▶ **EXERCISE DETAILS**: Repeat each entry word for word. Leave any images out of the copy.

▶ **STORED DATA**:
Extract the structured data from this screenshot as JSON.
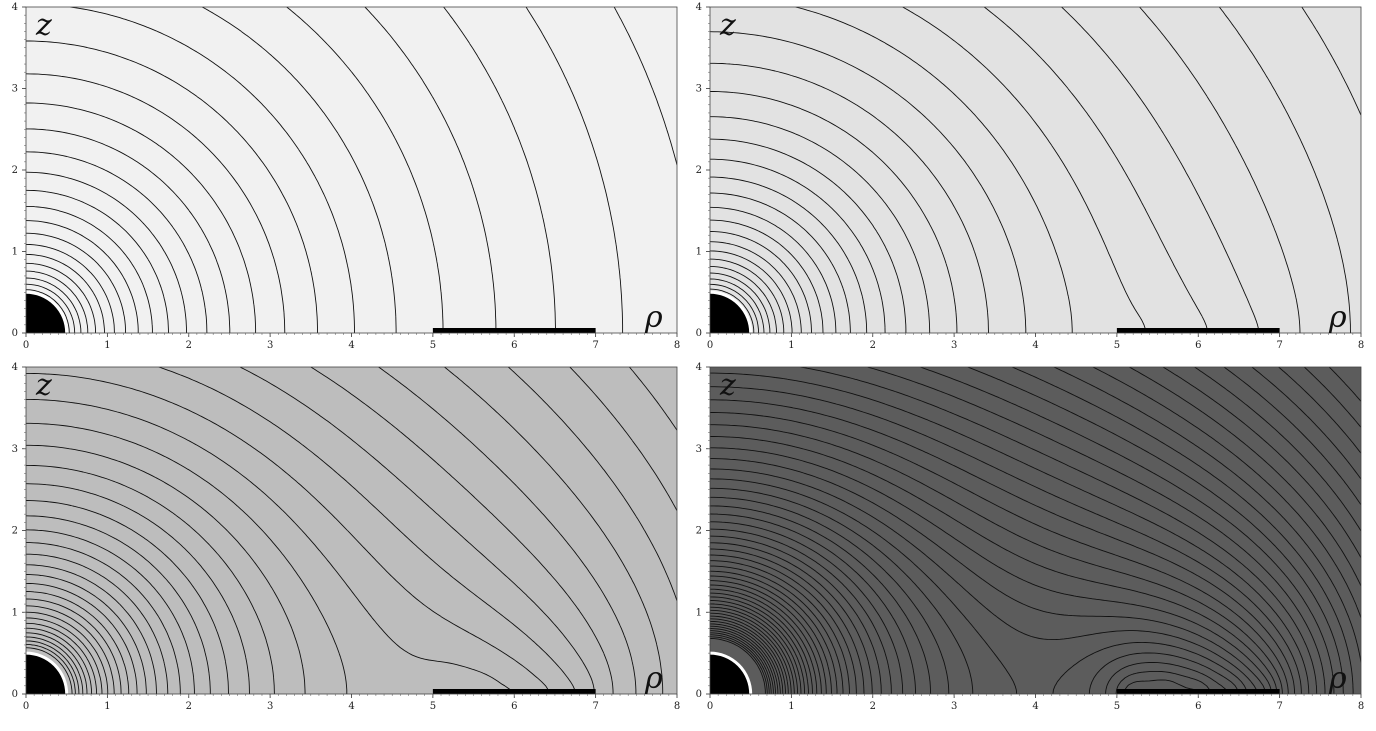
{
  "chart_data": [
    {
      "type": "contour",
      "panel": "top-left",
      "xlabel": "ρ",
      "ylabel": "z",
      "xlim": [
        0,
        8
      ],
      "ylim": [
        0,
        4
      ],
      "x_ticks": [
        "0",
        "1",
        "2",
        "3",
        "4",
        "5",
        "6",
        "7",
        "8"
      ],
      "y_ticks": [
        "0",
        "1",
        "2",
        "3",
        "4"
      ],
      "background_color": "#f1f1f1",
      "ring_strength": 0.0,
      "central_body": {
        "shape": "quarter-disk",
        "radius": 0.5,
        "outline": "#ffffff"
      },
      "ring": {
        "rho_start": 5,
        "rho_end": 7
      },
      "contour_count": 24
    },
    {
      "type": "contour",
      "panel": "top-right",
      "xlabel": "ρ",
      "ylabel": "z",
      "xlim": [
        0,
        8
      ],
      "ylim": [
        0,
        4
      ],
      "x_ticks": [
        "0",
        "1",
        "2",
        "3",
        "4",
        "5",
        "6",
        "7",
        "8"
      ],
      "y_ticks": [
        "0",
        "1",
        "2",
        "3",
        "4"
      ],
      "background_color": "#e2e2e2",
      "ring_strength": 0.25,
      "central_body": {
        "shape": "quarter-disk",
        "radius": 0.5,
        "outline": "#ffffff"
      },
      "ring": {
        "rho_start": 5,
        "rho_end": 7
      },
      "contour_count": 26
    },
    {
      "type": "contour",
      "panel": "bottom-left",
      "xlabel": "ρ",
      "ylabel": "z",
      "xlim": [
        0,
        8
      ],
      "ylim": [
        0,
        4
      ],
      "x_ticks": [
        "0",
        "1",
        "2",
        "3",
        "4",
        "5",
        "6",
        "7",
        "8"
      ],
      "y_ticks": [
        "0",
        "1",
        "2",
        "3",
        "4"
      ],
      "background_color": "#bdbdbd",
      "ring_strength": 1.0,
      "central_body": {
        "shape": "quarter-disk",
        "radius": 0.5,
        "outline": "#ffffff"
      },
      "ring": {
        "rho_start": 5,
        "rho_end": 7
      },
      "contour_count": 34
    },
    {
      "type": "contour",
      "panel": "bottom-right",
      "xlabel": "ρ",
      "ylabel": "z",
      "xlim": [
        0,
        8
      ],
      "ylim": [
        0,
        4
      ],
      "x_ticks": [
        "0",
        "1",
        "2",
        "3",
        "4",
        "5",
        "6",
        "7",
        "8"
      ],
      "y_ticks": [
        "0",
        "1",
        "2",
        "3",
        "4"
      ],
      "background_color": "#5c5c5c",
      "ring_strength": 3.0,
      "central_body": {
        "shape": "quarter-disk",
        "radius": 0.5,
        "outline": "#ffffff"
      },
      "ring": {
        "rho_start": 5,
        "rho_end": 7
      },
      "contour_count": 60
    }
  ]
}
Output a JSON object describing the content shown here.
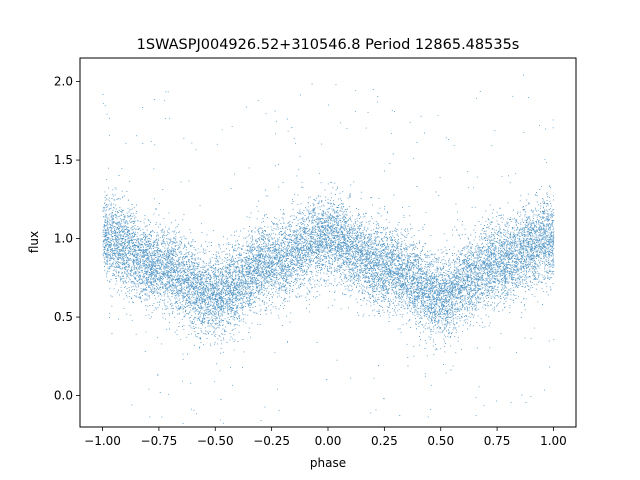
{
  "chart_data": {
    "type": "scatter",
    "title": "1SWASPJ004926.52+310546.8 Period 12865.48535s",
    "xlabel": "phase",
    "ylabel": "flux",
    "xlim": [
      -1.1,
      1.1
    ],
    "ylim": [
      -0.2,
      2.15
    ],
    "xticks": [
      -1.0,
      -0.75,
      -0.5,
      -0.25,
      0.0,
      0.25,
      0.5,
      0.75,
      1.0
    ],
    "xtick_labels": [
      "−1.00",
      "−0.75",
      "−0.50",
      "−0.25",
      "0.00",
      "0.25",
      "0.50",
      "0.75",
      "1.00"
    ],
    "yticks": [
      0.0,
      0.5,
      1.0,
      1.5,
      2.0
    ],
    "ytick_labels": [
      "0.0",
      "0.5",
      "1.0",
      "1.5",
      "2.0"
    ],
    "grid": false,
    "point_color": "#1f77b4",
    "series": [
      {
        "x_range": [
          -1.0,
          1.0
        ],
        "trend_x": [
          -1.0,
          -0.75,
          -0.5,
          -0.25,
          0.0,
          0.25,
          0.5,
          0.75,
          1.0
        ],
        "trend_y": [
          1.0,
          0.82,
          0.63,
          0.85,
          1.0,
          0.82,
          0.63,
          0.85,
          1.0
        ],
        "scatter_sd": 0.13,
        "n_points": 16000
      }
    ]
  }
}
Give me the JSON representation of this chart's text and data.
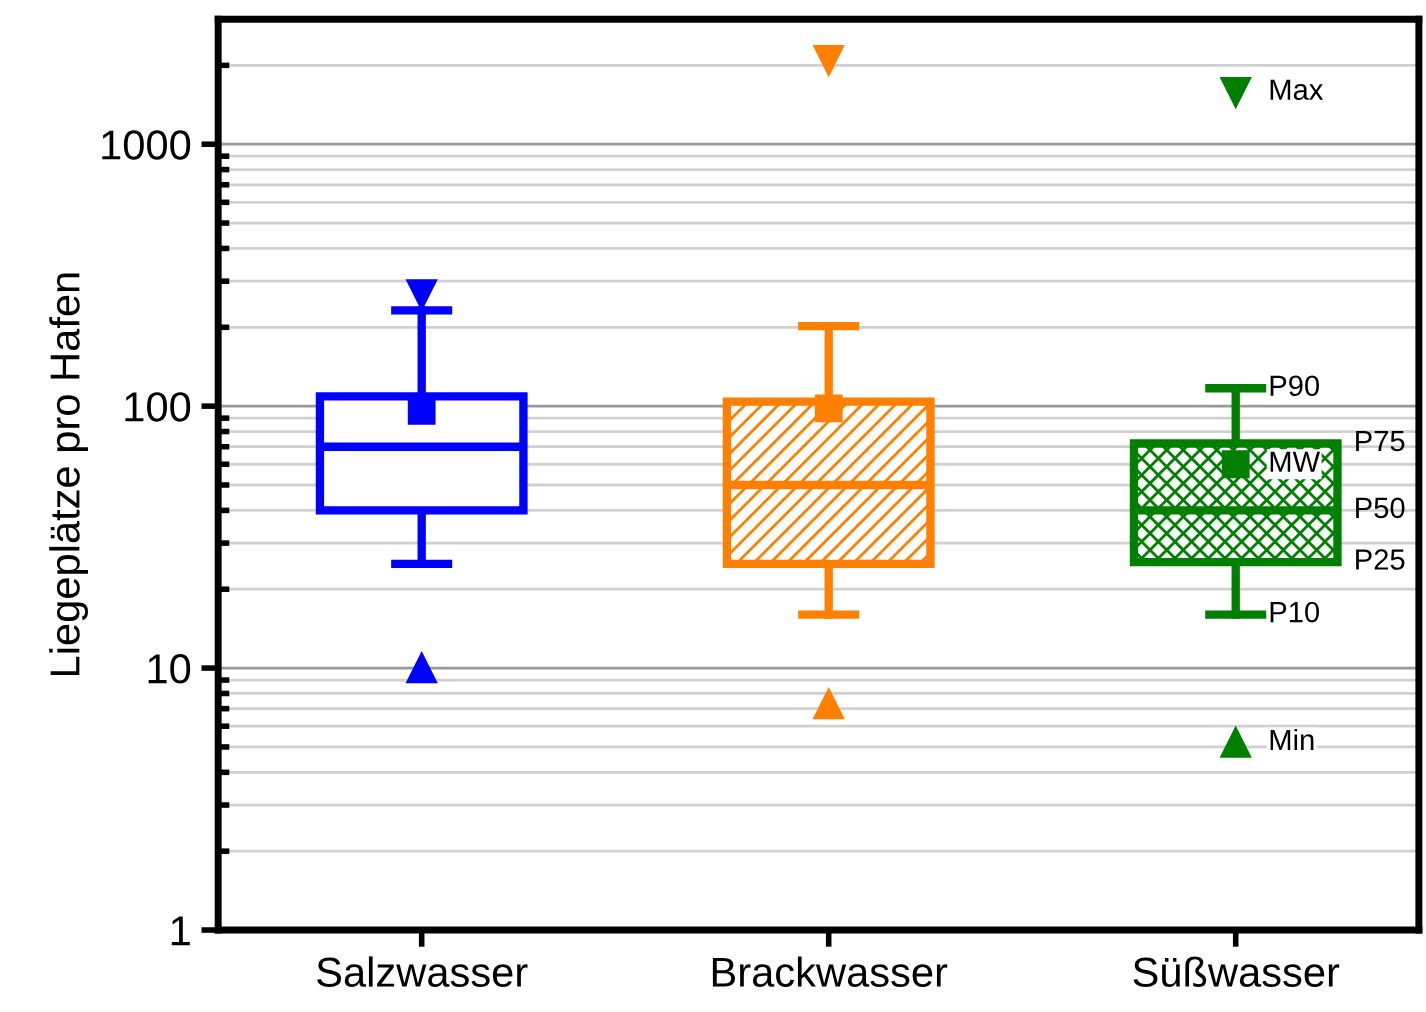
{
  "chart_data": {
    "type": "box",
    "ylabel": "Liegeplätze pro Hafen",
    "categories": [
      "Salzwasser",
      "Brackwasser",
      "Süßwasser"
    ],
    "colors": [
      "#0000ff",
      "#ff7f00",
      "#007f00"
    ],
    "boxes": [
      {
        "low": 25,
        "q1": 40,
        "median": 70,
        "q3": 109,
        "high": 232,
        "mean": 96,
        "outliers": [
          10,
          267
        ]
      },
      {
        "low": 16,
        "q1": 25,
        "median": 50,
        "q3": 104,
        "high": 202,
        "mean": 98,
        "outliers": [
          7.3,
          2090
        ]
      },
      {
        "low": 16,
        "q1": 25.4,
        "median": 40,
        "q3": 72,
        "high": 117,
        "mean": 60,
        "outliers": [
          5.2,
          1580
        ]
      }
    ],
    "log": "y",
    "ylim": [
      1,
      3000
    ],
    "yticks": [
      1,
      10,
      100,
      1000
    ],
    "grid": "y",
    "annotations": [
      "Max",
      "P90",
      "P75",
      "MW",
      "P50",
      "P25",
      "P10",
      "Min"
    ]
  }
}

▶ **EXERCISE ANSWER**:
Extract the structured data from this screenshot as JSON.
{
  "chart_data": [
    {
      "type": "contour",
      "panel": "top-left",
      "xlabel": "ρ",
      "ylabel": "z",
      "xlim": [
        0,
        8
      ],
      "ylim": [
        0,
        4
      ],
      "x_ticks": [
        "0",
        "1",
        "2",
        "3",
        "4",
        "5",
        "6",
        "7",
        "8"
      ],
      "y_ticks": [
        "0",
        "1",
        "2",
        "3",
        "4"
      ],
      "background_color": "#f1f1f1",
      "ring_strength": 0.0,
      "central_body": {
        "shape": "quarter-disk",
        "radius": 0.5,
        "outline": "#ffffff"
      },
      "ring": {
        "rho_start": 5,
        "rho_end": 7
      },
      "contour_count": 24
    },
    {
      "type": "contour",
      "panel": "top-right",
      "xlabel": "ρ",
      "ylabel": "z",
      "xlim": [
        0,
        8
      ],
      "ylim": [
        0,
        4
      ],
      "x_ticks": [
        "0",
        "1",
        "2",
        "3",
        "4",
        "5",
        "6",
        "7",
        "8"
      ],
      "y_ticks": [
        "0",
        "1",
        "2",
        "3",
        "4"
      ],
      "background_color": "#e2e2e2",
      "ring_strength": 0.25,
      "central_body": {
        "shape": "quarter-disk",
        "radius": 0.5,
        "outline": "#ffffff"
      },
      "ring": {
        "rho_start": 5,
        "rho_end": 7
      },
      "contour_count": 26
    },
    {
      "type": "contour",
      "panel": "bottom-left",
      "xlabel": "ρ",
      "ylabel": "z",
      "xlim": [
        0,
        8
      ],
      "ylim": [
        0,
        4
      ],
      "x_ticks": [
        "0",
        "1",
        "2",
        "3",
        "4",
        "5",
        "6",
        "7",
        "8"
      ],
      "y_ticks": [
        "0",
        "1",
        "2",
        "3",
        "4"
      ],
      "background_color": "#bdbdbd",
      "ring_strength": 1.0,
      "central_body": {
        "shape": "quarter-disk",
        "radius": 0.5,
        "outline": "#ffffff"
      },
      "ring": {
        "rho_start": 5,
        "rho_end": 7
      },
      "contour_count": 34
    },
    {
      "type": "contour",
      "panel": "bottom-right",
      "xlabel": "ρ",
      "ylabel": "z",
      "xlim": [
        0,
        8
      ],
      "ylim": [
        0,
        4
      ],
      "x_ticks": [
        "0",
        "1",
        "2",
        "3",
        "4",
        "5",
        "6",
        "7",
        "8"
      ],
      "y_ticks": [
        "0",
        "1",
        "2",
        "3",
        "4"
      ],
      "background_color": "#5c5c5c",
      "ring_strength": 3.0,
      "central_body": {
        "shape": "quarter-disk",
        "radius": 0.5,
        "outline": "#ffffff"
      },
      "ring": {
        "rho_start": 5,
        "rho_end": 7
      },
      "contour_count": 60
    }
  ]
}
Output a JSON object describing the content shown here.
{
  "chart_data": {
    "type": "scatter",
    "title": "1SWASPJ004926.52+310546.8 Period 12865.48535s",
    "xlabel": "phase",
    "ylabel": "flux",
    "xlim": [
      -1.1,
      1.1
    ],
    "ylim": [
      -0.2,
      2.15
    ],
    "xticks": [
      -1.0,
      -0.75,
      -0.5,
      -0.25,
      0.0,
      0.25,
      0.5,
      0.75,
      1.0
    ],
    "xtick_labels": [
      "−1.00",
      "−0.75",
      "−0.50",
      "−0.25",
      "0.00",
      "0.25",
      "0.50",
      "0.75",
      "1.00"
    ],
    "yticks": [
      0.0,
      0.5,
      1.0,
      1.5,
      2.0
    ],
    "ytick_labels": [
      "0.0",
      "0.5",
      "1.0",
      "1.5",
      "2.0"
    ],
    "grid": false,
    "point_color": "#1f77b4",
    "series": [
      {
        "x_range": [
          -1.0,
          1.0
        ],
        "trend_x": [
          -1.0,
          -0.75,
          -0.5,
          -0.25,
          0.0,
          0.25,
          0.5,
          0.75,
          1.0
        ],
        "trend_y": [
          1.0,
          0.82,
          0.63,
          0.85,
          1.0,
          0.82,
          0.63,
          0.85,
          1.0
        ],
        "scatter_sd": 0.13,
        "n_points": 16000
      }
    ]
  }
}
Give me the JSON representation of this chart's text and data.
{
  "chart_data": {
    "type": "box",
    "ylabel": "Liegeplätze pro Hafen",
    "categories": [
      "Salzwasser",
      "Brackwasser",
      "Süßwasser"
    ],
    "colors": [
      "#0000ff",
      "#ff7f00",
      "#007f00"
    ],
    "boxes": [
      {
        "low": 25,
        "q1": 40,
        "median": 70,
        "q3": 109,
        "high": 232,
        "mean": 96,
        "outliers": [
          10,
          267
        ]
      },
      {
        "low": 16,
        "q1": 25,
        "median": 50,
        "q3": 104,
        "high": 202,
        "mean": 98,
        "outliers": [
          7.3,
          2090
        ]
      },
      {
        "low": 16,
        "q1": 25.4,
        "median": 40,
        "q3": 72,
        "high": 117,
        "mean": 60,
        "outliers": [
          5.2,
          1580
        ]
      }
    ],
    "log": "y",
    "ylim": [
      1,
      3000
    ],
    "yticks": [
      1,
      10,
      100,
      1000
    ],
    "grid": "y",
    "annotations": [
      "Max",
      "P90",
      "P75",
      "MW",
      "P50",
      "P25",
      "P10",
      "Min"
    ]
  }
}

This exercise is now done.